■ **Given exercise**: Copy every line that mentions the word "icon".

━━━ Excerpted data

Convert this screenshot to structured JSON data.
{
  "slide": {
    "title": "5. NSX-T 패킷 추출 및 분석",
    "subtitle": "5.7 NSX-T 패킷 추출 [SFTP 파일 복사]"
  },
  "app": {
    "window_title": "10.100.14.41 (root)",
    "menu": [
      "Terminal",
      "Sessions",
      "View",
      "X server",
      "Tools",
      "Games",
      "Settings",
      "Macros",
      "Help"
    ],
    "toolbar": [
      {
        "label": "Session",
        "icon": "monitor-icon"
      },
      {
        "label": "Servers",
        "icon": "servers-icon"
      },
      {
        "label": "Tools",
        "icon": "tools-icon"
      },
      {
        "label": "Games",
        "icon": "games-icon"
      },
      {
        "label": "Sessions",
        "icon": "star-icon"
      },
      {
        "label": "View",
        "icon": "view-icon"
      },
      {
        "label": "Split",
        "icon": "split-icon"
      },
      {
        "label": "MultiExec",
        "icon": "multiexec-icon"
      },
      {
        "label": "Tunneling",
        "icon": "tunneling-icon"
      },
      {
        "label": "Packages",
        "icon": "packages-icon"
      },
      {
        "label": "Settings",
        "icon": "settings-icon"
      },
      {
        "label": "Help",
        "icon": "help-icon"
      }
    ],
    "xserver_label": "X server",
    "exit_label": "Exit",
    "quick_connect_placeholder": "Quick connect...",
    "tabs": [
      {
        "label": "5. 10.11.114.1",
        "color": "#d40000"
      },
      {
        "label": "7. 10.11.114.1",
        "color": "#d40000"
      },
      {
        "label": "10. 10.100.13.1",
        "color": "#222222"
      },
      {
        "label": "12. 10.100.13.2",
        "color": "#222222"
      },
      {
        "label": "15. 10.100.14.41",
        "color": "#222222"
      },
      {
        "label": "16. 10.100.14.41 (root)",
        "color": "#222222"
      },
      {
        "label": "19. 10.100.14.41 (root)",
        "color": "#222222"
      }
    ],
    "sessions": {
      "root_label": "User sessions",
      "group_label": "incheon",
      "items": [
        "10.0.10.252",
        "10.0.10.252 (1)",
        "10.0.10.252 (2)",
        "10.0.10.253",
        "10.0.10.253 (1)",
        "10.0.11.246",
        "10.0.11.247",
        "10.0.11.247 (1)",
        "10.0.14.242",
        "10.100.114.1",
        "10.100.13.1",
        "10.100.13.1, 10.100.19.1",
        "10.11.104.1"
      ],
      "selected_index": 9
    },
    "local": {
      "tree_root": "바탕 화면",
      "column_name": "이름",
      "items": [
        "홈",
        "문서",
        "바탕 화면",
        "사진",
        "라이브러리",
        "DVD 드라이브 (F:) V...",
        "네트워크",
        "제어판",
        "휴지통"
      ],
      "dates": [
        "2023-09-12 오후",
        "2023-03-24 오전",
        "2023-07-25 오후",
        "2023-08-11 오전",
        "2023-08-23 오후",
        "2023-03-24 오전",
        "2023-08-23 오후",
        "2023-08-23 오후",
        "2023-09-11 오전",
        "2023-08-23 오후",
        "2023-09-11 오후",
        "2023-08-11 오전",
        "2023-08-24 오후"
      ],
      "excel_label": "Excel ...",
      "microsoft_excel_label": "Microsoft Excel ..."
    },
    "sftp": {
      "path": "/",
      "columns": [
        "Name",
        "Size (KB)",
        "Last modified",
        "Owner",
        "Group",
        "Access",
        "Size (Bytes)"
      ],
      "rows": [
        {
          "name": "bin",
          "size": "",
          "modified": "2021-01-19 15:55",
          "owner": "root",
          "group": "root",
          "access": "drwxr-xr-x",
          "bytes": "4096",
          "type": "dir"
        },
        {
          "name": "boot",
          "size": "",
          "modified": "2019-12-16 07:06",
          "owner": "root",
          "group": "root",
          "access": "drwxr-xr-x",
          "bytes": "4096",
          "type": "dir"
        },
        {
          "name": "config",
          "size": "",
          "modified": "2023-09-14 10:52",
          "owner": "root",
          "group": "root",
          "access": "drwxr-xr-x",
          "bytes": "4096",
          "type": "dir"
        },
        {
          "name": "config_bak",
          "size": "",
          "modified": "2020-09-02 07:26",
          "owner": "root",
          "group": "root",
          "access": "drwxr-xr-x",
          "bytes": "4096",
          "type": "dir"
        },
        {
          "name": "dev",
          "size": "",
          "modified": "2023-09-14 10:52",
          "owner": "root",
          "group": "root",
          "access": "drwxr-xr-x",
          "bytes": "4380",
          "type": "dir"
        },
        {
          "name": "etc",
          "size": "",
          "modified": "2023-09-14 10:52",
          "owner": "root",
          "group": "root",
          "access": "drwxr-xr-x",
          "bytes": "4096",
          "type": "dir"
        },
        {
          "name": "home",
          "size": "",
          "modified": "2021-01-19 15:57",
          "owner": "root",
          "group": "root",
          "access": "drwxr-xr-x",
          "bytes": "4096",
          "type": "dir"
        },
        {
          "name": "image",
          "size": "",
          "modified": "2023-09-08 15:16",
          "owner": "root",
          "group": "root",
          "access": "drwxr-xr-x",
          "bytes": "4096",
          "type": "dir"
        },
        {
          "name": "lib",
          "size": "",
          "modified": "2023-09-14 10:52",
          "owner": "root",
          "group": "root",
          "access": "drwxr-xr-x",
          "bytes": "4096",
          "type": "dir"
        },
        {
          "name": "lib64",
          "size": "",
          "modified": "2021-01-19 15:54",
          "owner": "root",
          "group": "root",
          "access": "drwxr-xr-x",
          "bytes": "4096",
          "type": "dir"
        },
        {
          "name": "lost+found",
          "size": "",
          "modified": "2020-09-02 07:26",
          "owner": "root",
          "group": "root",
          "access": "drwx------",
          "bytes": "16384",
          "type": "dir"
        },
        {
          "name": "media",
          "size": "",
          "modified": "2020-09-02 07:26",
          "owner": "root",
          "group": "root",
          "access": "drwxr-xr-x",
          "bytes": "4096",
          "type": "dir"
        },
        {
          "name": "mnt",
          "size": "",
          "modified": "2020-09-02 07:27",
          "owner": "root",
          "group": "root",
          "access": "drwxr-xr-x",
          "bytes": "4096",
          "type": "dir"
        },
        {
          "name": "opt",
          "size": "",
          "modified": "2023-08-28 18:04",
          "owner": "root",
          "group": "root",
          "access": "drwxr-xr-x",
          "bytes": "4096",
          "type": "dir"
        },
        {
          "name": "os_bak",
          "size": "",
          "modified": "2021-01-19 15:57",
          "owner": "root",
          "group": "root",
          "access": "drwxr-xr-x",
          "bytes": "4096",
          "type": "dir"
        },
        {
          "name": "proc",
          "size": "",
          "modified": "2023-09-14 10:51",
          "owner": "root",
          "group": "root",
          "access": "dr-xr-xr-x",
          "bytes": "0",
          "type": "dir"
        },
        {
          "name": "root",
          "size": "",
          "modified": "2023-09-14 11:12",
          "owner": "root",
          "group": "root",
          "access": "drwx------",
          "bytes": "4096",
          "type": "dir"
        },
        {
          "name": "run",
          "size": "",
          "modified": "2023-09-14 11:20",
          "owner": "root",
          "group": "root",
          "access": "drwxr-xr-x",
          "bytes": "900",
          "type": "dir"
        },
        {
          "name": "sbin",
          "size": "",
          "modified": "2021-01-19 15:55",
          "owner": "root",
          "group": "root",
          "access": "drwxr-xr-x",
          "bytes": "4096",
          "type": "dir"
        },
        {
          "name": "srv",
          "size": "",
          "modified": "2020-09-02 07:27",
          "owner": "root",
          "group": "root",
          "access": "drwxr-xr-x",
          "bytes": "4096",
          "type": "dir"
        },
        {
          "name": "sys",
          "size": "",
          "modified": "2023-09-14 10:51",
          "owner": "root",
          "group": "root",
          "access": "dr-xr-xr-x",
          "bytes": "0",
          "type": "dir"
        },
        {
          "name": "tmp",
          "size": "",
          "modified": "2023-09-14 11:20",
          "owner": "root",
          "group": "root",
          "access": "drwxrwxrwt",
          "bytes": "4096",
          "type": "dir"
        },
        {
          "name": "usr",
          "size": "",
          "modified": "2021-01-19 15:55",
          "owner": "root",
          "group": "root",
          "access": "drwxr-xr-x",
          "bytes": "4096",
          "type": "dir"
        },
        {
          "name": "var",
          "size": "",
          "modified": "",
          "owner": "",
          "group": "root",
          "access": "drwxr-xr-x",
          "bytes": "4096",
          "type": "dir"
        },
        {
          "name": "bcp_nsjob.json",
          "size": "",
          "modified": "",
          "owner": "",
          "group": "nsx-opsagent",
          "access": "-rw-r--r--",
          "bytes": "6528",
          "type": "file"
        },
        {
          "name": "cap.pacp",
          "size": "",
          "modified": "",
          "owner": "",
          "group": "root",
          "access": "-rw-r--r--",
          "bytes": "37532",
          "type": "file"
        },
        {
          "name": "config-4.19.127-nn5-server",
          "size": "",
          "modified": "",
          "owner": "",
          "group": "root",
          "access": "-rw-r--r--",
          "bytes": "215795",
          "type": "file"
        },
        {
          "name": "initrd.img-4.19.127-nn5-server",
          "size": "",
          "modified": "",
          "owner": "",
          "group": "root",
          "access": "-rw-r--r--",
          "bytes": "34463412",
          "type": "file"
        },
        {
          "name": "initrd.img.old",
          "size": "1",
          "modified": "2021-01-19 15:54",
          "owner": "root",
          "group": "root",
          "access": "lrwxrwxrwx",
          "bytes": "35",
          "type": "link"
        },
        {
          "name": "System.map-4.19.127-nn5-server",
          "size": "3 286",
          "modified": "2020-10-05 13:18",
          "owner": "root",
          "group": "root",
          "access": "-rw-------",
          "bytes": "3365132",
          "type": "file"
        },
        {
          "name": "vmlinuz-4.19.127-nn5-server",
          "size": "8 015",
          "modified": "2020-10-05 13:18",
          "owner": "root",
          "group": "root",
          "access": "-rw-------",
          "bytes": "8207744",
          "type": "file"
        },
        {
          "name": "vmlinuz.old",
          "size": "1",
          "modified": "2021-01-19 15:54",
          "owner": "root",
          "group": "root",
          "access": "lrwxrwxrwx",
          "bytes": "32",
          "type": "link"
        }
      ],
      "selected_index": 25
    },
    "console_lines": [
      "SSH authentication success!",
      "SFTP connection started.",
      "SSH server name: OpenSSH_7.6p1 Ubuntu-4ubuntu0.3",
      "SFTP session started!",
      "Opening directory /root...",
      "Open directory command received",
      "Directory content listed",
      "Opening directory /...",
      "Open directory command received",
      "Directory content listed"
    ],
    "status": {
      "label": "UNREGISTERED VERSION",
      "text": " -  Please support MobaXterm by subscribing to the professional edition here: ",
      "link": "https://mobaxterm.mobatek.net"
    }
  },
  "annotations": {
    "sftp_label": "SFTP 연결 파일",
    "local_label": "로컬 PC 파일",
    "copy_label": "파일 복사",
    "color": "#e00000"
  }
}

━━━━━━

■ **Exercise output**:
        "icon": "monitor-icon"
        "icon": "servers-icon"
        "icon": "tools-icon"
        "icon": "games-icon"
        "icon": "star-icon"
        "icon": "view-icon"
        "icon": "split-icon"
        "icon": "multiexec-icon"
        "icon": "tunneling-icon"
        "icon": "packages-icon"
        "icon": "settings-icon"
        "icon": "help-icon"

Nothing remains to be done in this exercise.